* TASK GOAL:
Examine each line of the data. Copy those that contain the string "результатов".

* ENTRIES:

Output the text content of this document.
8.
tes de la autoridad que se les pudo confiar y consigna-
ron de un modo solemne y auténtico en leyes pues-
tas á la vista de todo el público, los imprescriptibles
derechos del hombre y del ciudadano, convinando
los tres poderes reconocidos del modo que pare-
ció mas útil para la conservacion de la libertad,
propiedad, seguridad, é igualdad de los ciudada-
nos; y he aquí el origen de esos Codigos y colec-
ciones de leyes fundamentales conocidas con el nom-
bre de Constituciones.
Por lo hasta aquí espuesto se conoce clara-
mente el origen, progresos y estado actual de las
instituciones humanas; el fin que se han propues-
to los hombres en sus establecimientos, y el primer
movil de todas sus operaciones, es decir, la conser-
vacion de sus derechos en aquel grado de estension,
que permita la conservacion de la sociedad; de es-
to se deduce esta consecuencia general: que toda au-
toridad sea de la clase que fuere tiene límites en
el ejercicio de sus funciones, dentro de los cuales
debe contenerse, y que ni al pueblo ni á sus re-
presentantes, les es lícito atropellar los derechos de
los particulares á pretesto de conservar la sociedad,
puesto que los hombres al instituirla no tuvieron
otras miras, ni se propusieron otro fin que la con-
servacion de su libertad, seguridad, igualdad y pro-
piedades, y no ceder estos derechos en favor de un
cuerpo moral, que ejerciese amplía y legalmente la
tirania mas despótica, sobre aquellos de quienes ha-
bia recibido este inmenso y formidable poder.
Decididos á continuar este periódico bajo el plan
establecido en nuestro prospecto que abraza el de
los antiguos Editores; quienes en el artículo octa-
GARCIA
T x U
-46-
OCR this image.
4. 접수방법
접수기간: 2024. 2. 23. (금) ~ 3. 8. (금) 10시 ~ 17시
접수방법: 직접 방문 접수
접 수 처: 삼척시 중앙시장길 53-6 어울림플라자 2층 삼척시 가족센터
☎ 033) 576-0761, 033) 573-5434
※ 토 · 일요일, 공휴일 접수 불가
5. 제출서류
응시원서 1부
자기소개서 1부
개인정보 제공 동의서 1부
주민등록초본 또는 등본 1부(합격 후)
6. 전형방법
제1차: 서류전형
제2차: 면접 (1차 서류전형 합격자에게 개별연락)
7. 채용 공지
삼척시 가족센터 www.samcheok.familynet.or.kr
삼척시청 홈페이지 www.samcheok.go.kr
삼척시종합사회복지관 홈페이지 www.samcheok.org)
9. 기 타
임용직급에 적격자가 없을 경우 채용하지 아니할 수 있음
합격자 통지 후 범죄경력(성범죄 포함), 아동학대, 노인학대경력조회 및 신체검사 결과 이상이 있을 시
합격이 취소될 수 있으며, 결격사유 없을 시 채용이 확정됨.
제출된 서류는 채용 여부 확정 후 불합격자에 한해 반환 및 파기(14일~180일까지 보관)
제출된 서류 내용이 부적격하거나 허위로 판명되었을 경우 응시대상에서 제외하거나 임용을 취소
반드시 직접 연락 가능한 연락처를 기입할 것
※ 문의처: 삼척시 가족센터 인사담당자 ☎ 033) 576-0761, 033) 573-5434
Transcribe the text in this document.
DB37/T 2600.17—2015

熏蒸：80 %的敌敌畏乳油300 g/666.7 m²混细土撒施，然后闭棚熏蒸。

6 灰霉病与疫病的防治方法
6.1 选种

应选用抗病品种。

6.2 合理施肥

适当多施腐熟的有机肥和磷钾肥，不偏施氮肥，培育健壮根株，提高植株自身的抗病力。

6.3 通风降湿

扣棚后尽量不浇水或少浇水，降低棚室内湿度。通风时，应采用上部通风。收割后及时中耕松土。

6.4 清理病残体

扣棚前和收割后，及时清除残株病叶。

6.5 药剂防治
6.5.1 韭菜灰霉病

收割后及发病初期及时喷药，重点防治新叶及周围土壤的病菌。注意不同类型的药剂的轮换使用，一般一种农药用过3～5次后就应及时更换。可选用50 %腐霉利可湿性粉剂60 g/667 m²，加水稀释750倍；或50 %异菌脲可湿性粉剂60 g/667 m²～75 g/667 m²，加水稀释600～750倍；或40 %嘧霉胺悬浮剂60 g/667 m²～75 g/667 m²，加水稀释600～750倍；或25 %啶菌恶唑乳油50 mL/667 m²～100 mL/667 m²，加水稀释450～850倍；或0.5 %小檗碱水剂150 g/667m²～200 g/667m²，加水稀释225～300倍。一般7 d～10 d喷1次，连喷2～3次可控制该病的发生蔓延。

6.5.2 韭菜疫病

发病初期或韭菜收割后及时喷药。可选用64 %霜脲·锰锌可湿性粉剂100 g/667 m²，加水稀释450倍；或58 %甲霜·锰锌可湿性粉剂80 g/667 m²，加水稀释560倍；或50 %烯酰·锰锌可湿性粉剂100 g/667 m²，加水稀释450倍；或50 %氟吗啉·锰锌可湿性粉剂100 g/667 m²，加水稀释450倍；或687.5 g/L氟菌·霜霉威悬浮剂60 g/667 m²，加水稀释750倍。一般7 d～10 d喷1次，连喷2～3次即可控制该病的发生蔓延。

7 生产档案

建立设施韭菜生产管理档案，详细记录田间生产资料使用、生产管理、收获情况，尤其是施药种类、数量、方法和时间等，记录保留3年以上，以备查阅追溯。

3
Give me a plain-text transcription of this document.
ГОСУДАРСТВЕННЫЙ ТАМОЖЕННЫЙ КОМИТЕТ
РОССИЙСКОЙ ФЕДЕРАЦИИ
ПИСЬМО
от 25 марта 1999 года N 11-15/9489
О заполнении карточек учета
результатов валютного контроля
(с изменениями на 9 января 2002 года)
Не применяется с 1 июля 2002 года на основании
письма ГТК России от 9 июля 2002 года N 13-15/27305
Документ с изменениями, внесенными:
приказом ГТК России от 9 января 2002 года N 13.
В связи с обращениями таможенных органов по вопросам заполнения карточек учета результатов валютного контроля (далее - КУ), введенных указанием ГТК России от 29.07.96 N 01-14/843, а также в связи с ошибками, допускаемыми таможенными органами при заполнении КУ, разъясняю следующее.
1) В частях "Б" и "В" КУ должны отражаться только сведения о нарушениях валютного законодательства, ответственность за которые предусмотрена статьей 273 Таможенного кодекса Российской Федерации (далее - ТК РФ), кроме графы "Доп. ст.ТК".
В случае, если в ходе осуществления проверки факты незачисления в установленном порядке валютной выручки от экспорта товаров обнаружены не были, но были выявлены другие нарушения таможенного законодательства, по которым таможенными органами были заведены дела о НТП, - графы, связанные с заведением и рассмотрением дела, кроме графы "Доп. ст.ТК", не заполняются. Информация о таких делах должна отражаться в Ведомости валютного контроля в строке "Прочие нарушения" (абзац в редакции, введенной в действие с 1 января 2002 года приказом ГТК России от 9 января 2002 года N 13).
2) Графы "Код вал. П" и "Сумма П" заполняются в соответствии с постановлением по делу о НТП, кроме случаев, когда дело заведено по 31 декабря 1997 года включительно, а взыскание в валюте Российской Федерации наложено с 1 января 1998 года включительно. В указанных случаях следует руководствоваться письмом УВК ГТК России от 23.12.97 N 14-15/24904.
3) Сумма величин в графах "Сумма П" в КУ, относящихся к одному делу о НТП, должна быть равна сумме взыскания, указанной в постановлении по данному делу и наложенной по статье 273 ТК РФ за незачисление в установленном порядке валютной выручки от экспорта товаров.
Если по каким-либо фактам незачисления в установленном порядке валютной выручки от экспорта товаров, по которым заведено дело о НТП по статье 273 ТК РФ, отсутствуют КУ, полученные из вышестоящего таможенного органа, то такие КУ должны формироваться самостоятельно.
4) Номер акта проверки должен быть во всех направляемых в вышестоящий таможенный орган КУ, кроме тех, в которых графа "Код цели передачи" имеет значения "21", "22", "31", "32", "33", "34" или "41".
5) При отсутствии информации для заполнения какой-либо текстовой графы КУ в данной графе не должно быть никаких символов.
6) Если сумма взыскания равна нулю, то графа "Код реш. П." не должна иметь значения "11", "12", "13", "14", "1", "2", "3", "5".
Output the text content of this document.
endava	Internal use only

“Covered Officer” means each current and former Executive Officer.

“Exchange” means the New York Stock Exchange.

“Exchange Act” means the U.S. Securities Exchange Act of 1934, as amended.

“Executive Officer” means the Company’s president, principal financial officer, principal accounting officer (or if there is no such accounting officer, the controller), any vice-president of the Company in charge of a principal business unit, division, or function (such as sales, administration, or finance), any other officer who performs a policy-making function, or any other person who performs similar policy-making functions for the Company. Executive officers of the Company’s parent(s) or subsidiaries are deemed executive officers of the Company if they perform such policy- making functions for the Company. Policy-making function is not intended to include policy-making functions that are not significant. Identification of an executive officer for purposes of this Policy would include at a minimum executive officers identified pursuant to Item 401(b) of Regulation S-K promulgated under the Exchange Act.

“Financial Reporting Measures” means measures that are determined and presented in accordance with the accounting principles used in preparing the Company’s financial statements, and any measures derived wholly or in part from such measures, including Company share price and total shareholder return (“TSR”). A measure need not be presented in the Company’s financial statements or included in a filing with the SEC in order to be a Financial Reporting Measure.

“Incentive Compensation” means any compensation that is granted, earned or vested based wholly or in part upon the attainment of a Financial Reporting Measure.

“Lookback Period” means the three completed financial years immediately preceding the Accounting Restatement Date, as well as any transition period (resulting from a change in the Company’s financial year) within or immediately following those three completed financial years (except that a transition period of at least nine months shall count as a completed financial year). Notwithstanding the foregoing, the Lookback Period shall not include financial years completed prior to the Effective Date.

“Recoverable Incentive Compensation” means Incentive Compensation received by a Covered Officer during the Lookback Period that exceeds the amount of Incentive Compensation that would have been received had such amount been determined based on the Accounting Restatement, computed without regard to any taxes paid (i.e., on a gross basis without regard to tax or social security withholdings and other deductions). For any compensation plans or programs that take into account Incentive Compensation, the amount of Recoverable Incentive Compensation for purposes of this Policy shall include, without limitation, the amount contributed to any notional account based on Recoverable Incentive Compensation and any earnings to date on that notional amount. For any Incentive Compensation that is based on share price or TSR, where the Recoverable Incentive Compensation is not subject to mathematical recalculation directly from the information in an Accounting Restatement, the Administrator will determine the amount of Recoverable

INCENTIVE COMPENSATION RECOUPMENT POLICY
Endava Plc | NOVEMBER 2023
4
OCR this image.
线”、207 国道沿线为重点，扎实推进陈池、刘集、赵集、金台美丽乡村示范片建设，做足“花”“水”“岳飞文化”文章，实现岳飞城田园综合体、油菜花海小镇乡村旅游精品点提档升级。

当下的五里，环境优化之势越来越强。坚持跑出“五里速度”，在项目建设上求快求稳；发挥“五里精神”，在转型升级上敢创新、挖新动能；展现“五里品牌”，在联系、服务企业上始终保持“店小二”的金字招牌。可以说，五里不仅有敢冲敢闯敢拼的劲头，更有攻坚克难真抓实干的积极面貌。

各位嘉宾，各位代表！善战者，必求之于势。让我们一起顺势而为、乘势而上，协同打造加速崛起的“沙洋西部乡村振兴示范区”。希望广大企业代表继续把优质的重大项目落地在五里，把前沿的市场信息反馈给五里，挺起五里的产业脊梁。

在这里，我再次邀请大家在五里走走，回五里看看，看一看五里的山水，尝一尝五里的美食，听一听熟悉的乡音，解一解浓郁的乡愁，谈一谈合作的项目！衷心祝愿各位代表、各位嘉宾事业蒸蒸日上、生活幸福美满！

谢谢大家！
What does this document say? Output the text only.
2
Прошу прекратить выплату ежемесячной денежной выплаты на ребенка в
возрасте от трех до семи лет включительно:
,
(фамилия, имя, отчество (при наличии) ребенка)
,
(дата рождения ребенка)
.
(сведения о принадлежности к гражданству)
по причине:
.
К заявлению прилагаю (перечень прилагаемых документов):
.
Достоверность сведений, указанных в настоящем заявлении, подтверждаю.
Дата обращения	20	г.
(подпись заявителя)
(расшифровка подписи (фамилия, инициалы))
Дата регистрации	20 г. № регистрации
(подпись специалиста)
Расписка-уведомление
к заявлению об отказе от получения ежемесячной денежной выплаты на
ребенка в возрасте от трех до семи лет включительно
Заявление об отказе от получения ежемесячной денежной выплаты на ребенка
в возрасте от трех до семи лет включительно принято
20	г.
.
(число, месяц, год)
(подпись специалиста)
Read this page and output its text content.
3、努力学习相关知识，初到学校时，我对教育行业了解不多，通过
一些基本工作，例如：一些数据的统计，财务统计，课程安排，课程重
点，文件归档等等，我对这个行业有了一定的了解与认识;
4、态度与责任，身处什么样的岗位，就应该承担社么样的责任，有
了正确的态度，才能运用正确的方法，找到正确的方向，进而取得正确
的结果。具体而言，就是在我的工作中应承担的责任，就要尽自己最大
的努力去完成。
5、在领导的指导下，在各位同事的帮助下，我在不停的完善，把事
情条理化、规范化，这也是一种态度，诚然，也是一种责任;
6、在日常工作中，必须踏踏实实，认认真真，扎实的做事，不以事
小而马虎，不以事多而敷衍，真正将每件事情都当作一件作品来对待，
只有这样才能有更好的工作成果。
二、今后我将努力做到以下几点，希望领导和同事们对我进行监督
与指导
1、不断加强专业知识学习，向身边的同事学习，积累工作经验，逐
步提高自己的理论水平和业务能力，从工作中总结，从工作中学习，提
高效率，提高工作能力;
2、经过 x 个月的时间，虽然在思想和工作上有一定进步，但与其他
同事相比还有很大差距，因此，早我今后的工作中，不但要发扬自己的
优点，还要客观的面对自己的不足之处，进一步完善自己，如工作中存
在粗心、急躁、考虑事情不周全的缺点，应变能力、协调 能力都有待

* OUTPUT BELOW:
результатов валютного контроля
В связи с обращениями таможенных органов по вопросам заполнения карточек учета результатов валютного контроля (далее - КУ), введенных указанием ГТК России от 29.07.96 N 01-14/843, а также в связи с ошибками, допускаемыми таможенными органами при заполнении КУ, разъясняю следующее.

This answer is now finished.